SFIDE:
- a) Secondo il testo sui Messthetics, con quale etichetta è uscito nel 2018 il disco omonimo del gruppo?
- b) Prosegua il testo sui Messthetics a partire dalla sua ultima frase.

TESTO DA LEGGERE:
==================================================

The Messthetics, desiderio, estetica, energia, consapevolezza del “fu” power trio su #neuguitars #blog

The Messthetics, desiderio, estetica, energia, consapevolezza del “fu” power trio su #neuguitars #blog

I Messthetics sono, probabilmente, l’ultimo fenomeno interessante del rock. L’ultima spontanea evoluzione della formula del power trio. La sublimazione di una estetica musicale che ha dato il meglio di sé nei bei tempi che furono. L’ultima espressione di un desiderio di energia che ormai langue da troppo tempo sotto alle ceneri. Gli ultimi? O forse sono la cerniera definitiva. L’atto consapevole di una mutazione ormai irreversibile e onestamente accettata in quanto tale? Ma chi sono i Messthetics? Sono gli autori di due dei più sinceramente interessanti ed avventurosi dischi degli ultimi tre anni, a partire dal 2018 quando l’eccellente omonimo “The Messthetics”, uscito per la storica Dischord, li ha messi ben in vista sotto i riflettori dell’indie rock. Sono un vero e proprio power trio sorretto dalla sezione ritmica di Joe Lally e Brendan Canty, ovvero basso e batteria dei Fugazi, gruppo che più di ogni altro ha contribuito a (ri)definire l’estetica, il suono e l’eredità degli anni ’90, e il talentatissimo Anthony Pirog, chitarrista caratterizzato da un timbro inconfondibile e da una vena avantjazz capace di lasciare un segno anche negli ascolti più distratti.

==================================================

MATERIALE:
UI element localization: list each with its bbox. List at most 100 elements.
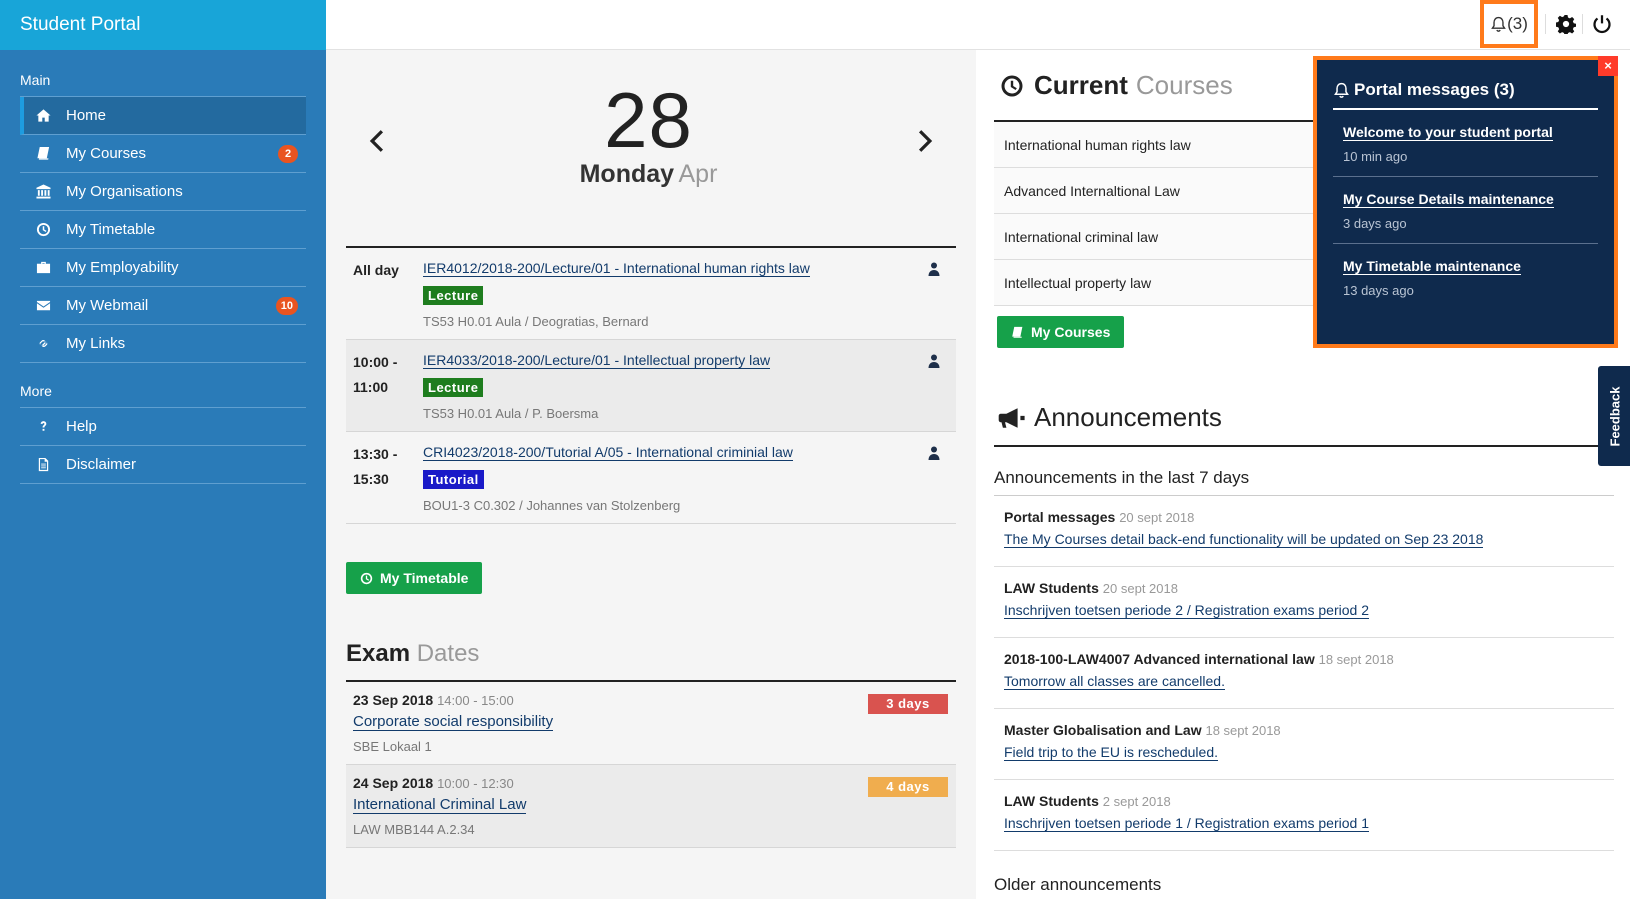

==================================================

RISPOSTE:
- a) Con la storica Dischord.

- b)
Finora hanno prodotto solo due dischi: “The Messthetics” (2018) e “Anthropocosmic Nest” (2019). Due schegge: durate brevi, 33 e 37 minuti, cose di altri tempi. Cose ad alta densità di informazioni, di stili, cosa che ha spinto molta critica a vederci l’ennesimo prodotto del postmodernismo, mai realmente tramontato. Ma è davvero così? I Messthetics sono davvero solo l’ultima costola, l’ultimo prodotto di un filiera culturale che da molto tempo sembra aver esaurito il suo spirito propulsivo, persa in una miriade di ibridazioni fallite, di occasioni mancate, di vicoli ciechi comunicativi, di potenzialità sprecate? Di desideri bruciati? Non credo.

 

Non nego certo che questo trio sia una perfetta rappresentazione di un ambiente sorprendente, frutto di filiazioni, evoluzioni ed ibridazioni di generi, stili e linguaggi. Ma c’è qualcos’altro. I Messthetics sono gli attori consapevoli di una forma narrativa concettuale, nobile, articolata, che ha saputo ormai lasciarsi alle spalle quelle forme rock e indie legati a un’epoca (a una retromania, direbbe Simon Reynolds) adottando un linguaggio per intenditori, una narrazione complessa e articolata in grado di sedurre la mente, accoppiandola a una energia potente e disciplinata, capace di far muove il corpo, combinando l’apollineo e il dionisiaco.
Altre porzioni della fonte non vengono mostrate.